WRITTEN PROBLEM
Transcribe the data that follows precisely, omitting nothing.

── RECORDS FOR THE EXERCISE ──

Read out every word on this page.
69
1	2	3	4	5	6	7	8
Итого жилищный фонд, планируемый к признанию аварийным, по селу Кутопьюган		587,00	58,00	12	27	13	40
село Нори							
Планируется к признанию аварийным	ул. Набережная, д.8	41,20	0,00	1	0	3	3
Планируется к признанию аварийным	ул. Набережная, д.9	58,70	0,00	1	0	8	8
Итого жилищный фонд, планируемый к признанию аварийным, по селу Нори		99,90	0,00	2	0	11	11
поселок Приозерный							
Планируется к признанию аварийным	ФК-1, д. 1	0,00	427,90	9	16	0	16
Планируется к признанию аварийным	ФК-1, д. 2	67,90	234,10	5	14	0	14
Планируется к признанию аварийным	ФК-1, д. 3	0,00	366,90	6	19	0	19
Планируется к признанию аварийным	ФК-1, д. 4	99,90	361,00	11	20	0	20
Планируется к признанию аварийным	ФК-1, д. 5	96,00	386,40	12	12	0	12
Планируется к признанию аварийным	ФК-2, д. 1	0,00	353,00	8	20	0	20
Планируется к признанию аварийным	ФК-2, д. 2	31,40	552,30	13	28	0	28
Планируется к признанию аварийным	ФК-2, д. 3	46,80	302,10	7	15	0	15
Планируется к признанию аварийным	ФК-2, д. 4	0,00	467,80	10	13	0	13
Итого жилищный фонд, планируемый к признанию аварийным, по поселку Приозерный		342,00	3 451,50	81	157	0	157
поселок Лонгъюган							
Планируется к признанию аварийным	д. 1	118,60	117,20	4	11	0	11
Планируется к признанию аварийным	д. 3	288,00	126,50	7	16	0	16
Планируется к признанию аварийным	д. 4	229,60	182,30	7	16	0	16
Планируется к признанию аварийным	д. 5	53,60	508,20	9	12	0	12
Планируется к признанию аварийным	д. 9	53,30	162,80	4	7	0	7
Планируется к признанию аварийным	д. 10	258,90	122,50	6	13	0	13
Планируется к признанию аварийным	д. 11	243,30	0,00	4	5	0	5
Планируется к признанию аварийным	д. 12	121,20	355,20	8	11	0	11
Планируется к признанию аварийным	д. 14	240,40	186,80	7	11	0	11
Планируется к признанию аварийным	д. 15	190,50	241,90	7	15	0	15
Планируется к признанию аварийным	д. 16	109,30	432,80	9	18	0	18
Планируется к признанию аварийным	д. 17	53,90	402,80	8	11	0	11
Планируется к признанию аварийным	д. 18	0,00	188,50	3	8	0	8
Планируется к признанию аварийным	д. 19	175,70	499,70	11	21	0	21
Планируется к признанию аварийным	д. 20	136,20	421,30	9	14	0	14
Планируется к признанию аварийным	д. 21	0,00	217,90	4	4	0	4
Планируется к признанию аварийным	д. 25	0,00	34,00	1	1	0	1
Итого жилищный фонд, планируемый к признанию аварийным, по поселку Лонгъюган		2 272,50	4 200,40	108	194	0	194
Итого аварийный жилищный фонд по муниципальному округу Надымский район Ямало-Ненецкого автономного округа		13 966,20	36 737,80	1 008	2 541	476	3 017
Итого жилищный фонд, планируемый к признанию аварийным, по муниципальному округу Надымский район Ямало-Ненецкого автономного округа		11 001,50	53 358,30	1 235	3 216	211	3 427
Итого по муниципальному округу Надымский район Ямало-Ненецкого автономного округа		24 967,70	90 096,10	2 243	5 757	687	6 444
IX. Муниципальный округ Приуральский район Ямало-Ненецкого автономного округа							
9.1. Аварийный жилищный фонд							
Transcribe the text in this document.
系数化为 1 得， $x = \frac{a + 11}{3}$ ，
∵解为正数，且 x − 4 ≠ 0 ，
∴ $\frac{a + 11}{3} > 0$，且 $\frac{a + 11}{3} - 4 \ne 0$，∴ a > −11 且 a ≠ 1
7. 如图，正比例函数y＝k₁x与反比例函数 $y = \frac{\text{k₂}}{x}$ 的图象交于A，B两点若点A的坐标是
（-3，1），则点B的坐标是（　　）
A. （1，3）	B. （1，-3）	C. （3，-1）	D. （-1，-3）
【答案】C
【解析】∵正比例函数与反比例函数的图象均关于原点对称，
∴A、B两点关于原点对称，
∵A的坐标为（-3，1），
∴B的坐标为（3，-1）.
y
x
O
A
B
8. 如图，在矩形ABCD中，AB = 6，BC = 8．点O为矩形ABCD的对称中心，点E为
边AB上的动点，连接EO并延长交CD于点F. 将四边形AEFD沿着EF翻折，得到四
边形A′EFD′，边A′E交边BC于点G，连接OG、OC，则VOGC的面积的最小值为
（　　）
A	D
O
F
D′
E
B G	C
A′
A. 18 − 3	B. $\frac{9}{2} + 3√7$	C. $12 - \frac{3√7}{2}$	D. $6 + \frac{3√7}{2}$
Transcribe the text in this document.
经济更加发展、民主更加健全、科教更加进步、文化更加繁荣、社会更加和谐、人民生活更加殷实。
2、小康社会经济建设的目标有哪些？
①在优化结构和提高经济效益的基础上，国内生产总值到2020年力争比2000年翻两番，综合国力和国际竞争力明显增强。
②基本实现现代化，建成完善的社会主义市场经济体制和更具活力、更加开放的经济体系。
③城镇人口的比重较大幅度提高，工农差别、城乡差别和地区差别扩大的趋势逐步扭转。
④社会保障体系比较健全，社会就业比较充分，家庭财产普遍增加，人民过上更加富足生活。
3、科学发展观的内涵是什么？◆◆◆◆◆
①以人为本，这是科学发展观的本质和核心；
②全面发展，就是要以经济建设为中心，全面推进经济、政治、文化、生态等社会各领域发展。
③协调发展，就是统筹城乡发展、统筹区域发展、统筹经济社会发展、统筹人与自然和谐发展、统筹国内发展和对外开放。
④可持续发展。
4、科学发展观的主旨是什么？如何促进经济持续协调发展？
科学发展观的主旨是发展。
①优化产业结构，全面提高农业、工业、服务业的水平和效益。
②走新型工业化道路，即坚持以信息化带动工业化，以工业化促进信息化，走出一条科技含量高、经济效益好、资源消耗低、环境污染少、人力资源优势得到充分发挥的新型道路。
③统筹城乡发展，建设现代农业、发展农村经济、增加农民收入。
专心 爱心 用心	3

───

EXERCISE ANSWER
Read out every word on this page.
69
1	2	3	4	5	6	7	8
Итого жилищный фонд, планируемый к признанию аварийным, по селу Кутопьюган		587,00	58,00	12	27	13	40
село Нори							
Планируется к признанию аварийным	ул. Набережная, д.8	41,20	0,00	1	0	3	3
Планируется к признанию аварийным	ул. Набережная, д.9	58,70	0,00	1	0	8	8
Итого жилищный фонд, планируемый к признанию аварийным, по селу Нори		99,90	0,00	2	0	11	11
поселок Приозерный							
Планируется к признанию аварийным	ФК-1, д. 1	0,00	427,90	9	16	0	16
Планируется к признанию аварийным	ФК-1, д. 2	67,90	234,10	5	14	0	14
Планируется к признанию аварийным	ФК-1, д. 3	0,00	366,90	6	19	0	19
Планируется к признанию аварийным	ФК-1, д. 4	99,90	361,00	11	20	0	20
Планируется к признанию аварийным	ФК-1, д. 5	96,00	386,40	12	12	0	12
Планируется к признанию аварийным	ФК-2, д. 1	0,00	353,00	8	20	0	20
Планируется к признанию аварийным	ФК-2, д. 2	31,40	552,30	13	28	0	28
Планируется к признанию аварийным	ФК-2, д. 3	46,80	302,10	7	15	0	15
Планируется к признанию аварийным	ФК-2, д. 4	0,00	467,80	10	13	0	13
Итого жилищный фонд, планируемый к признанию аварийным, по поселку Приозерный		342,00	3 451,50	81	157	0	157
поселок Лонгъюган							
Планируется к признанию аварийным	д. 1	118,60	117,20	4	11	0	11
Планируется к признанию аварийным	д. 3	288,00	126,50	7	16	0	16
Планируется к признанию аварийным	д. 4	229,60	182,30	7	16	0	16
Планируется к признанию аварийным	д. 5	53,60	508,20	9	12	0	12
Планируется к признанию аварийным	д. 9	53,30	162,80	4	7	0	7
Планируется к признанию аварийным	д. 10	258,90	122,50	6	13	0	13
Планируется к признанию аварийным	д. 11	243,30	0,00	4	5	0	5
Планируется к признанию аварийным	д. 12	121,20	355,20	8	11	0	11
Планируется к признанию аварийным	д. 14	240,40	186,80	7	11	0	11
Планируется к признанию аварийным	д. 15	190,50	241,90	7	15	0	15
Планируется к признанию аварийным	д. 16	109,30	432,80	9	18	0	18
Планируется к признанию аварийным	д. 17	53,90	402,80	8	11	0	11
Планируется к признанию аварийным	д. 18	0,00	188,50	3	8	0	8
Планируется к признанию аварийным	д. 19	175,70	499,70	11	21	0	21
Планируется к признанию аварийным	д. 20	136,20	421,30	9	14	0	14
Планируется к признанию аварийным	д. 21	0,00	217,90	4	4	0	4
Планируется к признанию аварийным	д. 25	0,00	34,00	1	1	0	1
Итого жилищный фонд, планируемый к признанию аварийным, по поселку Лонгъюган		2 272,50	4 200,40	108	194	0	194
Итого аварийный жилищный фонд по муниципальному округу Надымский район Ямало-Ненецкого автономного округа		13 966,20	36 737,80	1 008	2 541	476	3 017
Итого жилищный фонд, планируемый к признанию аварийным, по муниципальному округу Надымский район Ямало-Ненецкого автономного округа		11 001,50	53 358,30	1 235	3 216	211	3 427
Итого по муниципальному округу Надымский район Ямало-Ненецкого автономного округа		24 967,70	90 096,10	2 243	5 757	687	6 444
IX. Муниципальный округ Приуральский район Ямало-Ненецкого автономного округа							
9.1. Аварийный жилищный фонд							
Transcribe the text in this document.
系数化为 1 得， $x = \frac{a + 11}{3}$ ，
∵解为正数，且 x − 4 ≠ 0 ，
∴ $\frac{a + 11}{3} > 0$，且 $\frac{a + 11}{3} - 4 \ne 0$，∴ a > −11 且 a ≠ 1
7. 如图，正比例函数y＝k₁x与反比例函数 $y = \frac{\text{k₂}}{x}$ 的图象交于A，B两点若点A的坐标是
（-3，1），则点B的坐标是（　　）
A. （1，3）	B. （1，-3）	C. （3，-1）	D. （-1，-3）
【答案】C
【解析】∵正比例函数与反比例函数的图象均关于原点对称，
∴A、B两点关于原点对称，
∵A的坐标为（-3，1），
∴B的坐标为（3，-1）.
y
x
O
A
B
8. 如图，在矩形ABCD中，AB = 6，BC = 8．点O为矩形ABCD的对称中心，点E为
边AB上的动点，连接EO并延长交CD于点F. 将四边形AEFD沿着EF翻折，得到四
边形A′EFD′，边A′E交边BC于点G，连接OG、OC，则VOGC的面积的最小值为
（　　）
A	D
O
F
D′
E
B G	C
A′
A. 18 − 3	B. $\frac{9}{2} + 3√7$	C. $12 - \frac{3√7}{2}$	D. $6 + \frac{3√7}{2}$
Transcribe the text in this document.
经济更加发展、民主更加健全、科教更加进步、文化更加繁荣、社会更加和谐、人民生活更加殷实。
2、小康社会经济建设的目标有哪些？
①在优化结构和提高经济效益的基础上，国内生产总值到2020年力争比2000年翻两番，综合国力和国际竞争力明显增强。
②基本实现现代化，建成完善的社会主义市场经济体制和更具活力、更加开放的经济体系。
③城镇人口的比重较大幅度提高，工农差别、城乡差别和地区差别扩大的趋势逐步扭转。
④社会保障体系比较健全，社会就业比较充分，家庭财产普遍增加，人民过上更加富足生活。
3、科学发展观的内涵是什么？◆◆◆◆◆
①以人为本，这是科学发展观的本质和核心；
②全面发展，就是要以经济建设为中心，全面推进经济、政治、文化、生态等社会各领域发展。
③协调发展，就是统筹城乡发展、统筹区域发展、统筹经济社会发展、统筹人与自然和谐发展、统筹国内发展和对外开放。
④可持续发展。
4、科学发展观的主旨是什么？如何促进经济持续协调发展？
科学发展观的主旨是发展。
①优化产业结构，全面提高农业、工业、服务业的水平和效益。
②走新型工业化道路，即坚持以信息化带动工业化，以工业化促进信息化，走出一条科技含量高、经济效益好、资源消耗低、环境污染少、人力资源优势得到充分发挥的新型道路。
③统筹城乡发展，建设现代农业、发展农村经济、增加农民收入。
专心 爱心 用心	3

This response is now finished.